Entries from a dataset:
** start **

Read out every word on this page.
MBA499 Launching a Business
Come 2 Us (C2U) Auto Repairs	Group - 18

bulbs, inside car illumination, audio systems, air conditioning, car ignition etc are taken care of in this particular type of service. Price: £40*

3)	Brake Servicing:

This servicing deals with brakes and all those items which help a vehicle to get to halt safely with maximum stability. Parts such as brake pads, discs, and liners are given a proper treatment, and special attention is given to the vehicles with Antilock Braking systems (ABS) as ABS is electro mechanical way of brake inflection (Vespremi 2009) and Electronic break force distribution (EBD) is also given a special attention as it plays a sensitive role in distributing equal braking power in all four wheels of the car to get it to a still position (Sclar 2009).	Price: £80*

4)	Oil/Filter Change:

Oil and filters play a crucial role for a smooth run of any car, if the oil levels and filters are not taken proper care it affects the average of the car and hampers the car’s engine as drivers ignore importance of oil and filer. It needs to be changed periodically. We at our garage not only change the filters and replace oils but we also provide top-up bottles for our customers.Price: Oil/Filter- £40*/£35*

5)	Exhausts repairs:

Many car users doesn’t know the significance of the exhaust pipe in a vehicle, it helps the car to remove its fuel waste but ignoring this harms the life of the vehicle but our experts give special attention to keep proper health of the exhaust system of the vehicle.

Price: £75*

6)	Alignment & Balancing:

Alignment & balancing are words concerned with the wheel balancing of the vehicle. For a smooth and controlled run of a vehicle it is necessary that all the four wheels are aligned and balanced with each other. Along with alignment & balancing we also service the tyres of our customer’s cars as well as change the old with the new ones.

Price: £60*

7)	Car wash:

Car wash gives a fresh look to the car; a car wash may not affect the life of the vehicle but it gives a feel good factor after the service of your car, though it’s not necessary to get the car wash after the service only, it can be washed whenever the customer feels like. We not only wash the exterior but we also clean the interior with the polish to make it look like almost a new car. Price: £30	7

** end **

- **Written exercise**
Check the data for the word "service" and pull out the lines that have it.

- **The output**
bulbs, inside car illumination, audio systems, air conditioning, car ignition etc are taken care of in this particular type of service. Price: £40*
Alignment & balancing are words concerned with the wheel balancing of the vehicle. For a smooth and controlled run of a vehicle it is necessary that all the four wheels are aligned and balanced with each other. Along with alignment & balancing we also service the tyres of our customer’s cars as well as change the old with the new ones.
Car wash gives a fresh look to the car; a car wash may not affect the life of the vehicle but it gives a feel good factor after the service of your car, though it’s not necessary to get the car wash after the service only, it can be washed whenever the customer feels like. We not only wash the exterior but we also clean the interior with the polish to make it look like almost a new car. Price: £30	7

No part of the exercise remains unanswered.